▶ **WHAT YOU ARE ASKED TO DO**:
Identify each line below that contains the word "مشترک", and copy it out.

▶ **EXTRACTED DATA**:

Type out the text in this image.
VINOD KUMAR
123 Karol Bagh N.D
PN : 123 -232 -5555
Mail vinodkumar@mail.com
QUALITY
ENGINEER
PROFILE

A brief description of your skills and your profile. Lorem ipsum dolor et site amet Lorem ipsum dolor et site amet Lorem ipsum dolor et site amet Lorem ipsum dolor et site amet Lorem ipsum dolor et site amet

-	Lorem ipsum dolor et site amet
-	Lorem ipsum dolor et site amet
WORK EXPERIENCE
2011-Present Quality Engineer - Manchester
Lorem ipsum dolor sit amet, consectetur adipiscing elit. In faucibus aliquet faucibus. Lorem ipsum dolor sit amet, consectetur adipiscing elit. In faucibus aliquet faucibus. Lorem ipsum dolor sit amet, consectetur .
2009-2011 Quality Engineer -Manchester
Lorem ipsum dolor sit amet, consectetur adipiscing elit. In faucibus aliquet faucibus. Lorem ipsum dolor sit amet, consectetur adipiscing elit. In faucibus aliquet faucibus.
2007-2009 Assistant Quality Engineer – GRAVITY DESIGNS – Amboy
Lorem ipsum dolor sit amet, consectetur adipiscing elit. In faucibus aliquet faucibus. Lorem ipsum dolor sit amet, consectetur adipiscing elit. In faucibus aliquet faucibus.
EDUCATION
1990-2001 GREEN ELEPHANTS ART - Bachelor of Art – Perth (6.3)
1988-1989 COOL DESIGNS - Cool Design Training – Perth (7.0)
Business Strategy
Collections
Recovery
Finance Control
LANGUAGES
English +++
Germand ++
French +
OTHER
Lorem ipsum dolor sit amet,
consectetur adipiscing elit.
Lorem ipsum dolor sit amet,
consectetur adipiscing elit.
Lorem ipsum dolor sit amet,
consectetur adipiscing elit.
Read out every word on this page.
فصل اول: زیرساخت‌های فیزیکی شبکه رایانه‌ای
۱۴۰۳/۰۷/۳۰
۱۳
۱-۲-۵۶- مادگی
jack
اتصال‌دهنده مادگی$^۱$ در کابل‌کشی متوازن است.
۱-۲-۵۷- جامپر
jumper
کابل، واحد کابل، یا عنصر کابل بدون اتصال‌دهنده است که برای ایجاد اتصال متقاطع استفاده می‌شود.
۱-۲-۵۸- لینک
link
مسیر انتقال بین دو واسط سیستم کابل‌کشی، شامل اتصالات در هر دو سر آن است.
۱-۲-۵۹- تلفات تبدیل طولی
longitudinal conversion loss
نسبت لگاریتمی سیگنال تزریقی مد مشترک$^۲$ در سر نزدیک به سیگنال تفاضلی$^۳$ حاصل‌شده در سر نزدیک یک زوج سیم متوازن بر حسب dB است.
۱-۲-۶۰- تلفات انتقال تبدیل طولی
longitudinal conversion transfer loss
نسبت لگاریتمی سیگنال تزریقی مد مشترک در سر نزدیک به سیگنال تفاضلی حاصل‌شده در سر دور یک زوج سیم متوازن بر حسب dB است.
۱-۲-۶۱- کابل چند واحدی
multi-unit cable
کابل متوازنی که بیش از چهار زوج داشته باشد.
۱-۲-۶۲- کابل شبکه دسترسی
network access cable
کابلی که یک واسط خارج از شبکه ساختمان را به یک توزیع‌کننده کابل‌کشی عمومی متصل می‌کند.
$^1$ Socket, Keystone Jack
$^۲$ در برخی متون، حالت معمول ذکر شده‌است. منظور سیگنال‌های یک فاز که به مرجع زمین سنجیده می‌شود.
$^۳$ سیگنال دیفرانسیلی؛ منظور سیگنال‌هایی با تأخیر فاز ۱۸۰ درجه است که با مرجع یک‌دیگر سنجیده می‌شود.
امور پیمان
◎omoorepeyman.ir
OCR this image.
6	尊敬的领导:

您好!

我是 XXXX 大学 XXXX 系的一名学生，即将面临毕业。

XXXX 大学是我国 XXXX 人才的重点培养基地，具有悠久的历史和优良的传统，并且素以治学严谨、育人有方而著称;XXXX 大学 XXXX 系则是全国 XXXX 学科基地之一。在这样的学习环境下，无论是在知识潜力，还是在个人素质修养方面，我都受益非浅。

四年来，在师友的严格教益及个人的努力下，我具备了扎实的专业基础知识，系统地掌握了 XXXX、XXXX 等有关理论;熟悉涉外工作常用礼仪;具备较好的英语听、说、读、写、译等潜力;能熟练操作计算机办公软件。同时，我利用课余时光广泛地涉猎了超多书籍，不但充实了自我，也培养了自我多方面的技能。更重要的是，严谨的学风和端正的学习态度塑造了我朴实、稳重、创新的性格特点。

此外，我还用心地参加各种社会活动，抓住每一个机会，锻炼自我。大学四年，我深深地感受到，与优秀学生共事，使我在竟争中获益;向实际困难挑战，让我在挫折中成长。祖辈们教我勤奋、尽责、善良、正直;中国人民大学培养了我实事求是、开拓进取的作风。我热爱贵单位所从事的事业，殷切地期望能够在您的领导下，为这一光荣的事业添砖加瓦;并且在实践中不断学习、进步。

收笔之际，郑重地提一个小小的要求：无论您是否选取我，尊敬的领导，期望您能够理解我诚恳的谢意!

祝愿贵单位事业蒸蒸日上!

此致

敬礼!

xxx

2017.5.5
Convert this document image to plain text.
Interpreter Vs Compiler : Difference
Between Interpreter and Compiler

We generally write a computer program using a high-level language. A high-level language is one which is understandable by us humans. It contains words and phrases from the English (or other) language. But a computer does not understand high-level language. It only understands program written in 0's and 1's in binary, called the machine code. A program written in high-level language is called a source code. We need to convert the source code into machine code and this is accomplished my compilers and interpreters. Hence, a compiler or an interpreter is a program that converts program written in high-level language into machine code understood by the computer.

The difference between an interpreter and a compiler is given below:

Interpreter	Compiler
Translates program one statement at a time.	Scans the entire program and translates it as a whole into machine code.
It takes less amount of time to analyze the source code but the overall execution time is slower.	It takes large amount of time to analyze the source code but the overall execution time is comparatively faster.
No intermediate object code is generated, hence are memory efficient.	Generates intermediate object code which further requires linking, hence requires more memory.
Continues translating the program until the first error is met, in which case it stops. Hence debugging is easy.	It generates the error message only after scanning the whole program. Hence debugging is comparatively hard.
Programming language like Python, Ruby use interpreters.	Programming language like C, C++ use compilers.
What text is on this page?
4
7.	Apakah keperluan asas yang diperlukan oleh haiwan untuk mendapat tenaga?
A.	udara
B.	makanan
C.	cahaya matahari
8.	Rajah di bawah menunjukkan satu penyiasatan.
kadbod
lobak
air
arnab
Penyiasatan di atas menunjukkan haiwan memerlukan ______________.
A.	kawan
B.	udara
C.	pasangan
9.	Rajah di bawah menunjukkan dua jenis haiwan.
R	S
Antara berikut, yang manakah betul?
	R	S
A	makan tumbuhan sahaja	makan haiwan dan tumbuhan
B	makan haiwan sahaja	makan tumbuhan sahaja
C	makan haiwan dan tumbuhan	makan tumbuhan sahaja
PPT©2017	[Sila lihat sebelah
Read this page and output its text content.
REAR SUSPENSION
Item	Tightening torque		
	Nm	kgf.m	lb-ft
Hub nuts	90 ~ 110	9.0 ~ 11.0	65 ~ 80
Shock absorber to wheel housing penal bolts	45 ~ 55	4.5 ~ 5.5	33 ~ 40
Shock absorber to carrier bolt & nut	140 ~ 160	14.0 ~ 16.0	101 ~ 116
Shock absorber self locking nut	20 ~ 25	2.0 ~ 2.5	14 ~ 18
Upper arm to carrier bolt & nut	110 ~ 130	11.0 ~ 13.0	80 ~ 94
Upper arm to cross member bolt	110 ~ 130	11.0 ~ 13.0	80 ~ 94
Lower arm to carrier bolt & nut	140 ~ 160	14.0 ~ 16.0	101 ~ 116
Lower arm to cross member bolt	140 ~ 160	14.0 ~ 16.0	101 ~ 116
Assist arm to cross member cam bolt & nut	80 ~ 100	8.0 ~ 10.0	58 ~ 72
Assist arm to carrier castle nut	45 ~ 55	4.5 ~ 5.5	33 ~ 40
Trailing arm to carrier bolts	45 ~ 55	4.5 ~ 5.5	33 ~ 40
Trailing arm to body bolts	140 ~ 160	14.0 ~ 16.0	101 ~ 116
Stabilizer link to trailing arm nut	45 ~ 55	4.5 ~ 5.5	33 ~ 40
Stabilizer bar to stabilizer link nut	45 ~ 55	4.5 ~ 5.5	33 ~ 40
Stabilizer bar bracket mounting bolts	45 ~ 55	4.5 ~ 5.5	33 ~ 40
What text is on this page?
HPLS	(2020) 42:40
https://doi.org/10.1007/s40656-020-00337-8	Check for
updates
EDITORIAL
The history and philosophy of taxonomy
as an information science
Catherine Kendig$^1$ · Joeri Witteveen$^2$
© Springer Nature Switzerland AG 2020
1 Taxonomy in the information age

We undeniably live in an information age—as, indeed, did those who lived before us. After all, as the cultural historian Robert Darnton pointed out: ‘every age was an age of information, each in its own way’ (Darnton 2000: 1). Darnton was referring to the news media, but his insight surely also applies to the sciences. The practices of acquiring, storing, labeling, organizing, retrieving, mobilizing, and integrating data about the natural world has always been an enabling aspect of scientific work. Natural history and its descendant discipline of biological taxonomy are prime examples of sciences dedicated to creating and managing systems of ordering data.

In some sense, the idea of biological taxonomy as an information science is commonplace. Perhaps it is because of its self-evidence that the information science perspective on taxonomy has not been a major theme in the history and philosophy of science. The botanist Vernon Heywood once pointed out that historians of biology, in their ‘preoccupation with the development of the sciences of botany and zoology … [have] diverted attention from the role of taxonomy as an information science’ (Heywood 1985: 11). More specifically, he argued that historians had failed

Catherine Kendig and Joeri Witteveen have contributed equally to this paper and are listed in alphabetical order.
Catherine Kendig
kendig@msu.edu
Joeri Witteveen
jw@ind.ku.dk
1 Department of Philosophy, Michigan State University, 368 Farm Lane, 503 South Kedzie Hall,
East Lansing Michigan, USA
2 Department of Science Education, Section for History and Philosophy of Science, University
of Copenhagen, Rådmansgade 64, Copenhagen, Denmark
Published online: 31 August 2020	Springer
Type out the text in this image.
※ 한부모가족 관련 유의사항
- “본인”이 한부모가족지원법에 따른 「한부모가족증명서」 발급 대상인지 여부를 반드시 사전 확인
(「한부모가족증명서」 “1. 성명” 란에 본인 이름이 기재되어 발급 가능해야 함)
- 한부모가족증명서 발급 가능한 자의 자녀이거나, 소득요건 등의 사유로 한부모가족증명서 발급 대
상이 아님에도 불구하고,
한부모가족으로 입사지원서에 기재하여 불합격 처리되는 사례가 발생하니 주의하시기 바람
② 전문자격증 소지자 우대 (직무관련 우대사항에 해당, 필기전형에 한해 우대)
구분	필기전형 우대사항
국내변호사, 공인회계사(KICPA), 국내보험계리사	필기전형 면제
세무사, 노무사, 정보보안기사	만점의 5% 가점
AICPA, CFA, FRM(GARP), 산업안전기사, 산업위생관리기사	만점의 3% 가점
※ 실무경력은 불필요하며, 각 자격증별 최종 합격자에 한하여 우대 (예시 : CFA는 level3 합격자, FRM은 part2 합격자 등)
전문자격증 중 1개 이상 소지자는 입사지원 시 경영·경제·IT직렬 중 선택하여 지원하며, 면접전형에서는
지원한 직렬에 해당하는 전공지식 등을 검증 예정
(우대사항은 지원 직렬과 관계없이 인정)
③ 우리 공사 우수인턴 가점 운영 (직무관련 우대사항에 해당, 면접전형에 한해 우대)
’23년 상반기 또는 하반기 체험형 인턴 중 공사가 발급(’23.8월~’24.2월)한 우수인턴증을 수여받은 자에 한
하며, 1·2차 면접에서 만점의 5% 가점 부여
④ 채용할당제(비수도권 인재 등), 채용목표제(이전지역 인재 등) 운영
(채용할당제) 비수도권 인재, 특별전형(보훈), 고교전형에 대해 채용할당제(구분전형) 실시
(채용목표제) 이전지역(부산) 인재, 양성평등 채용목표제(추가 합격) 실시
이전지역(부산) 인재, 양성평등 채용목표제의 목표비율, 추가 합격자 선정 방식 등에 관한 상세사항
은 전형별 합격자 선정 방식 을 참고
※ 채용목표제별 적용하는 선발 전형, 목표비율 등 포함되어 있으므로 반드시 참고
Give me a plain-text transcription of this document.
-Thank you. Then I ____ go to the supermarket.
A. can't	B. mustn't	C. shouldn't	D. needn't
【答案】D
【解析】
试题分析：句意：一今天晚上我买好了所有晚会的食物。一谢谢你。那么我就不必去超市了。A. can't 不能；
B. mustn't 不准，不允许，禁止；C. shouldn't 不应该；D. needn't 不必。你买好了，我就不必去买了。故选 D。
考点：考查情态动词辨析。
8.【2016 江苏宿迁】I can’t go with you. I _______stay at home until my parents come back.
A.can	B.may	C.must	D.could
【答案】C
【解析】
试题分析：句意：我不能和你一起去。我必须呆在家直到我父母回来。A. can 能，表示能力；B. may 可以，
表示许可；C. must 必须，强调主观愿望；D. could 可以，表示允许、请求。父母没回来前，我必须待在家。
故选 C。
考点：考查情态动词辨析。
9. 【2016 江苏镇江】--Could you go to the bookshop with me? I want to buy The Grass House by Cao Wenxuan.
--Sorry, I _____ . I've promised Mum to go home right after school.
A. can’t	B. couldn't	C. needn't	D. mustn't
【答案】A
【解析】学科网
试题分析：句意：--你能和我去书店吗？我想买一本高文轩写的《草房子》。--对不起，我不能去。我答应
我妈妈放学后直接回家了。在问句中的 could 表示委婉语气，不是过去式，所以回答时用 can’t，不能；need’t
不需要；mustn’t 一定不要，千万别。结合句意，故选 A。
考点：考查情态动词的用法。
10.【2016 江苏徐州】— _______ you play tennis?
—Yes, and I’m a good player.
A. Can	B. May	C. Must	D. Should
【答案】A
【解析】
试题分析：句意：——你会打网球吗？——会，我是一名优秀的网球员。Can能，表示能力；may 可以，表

▶ **ANSWER FOR THE TASK**:
نسبت لگاریتمی سیگنال تزریقی مد مشترک$^۲$ در سر نزدیک به سیگنال تفاضلی$^۳$ حاصل‌شده در سر نزدیک یک زوج سیم متوازن بر حسب dB است.
نسبت لگاریتمی سیگنال تزریقی مد مشترک در سر نزدیک به سیگنال تفاضلی حاصل‌شده در سر دور یک زوج سیم متوازن بر حسب dB است.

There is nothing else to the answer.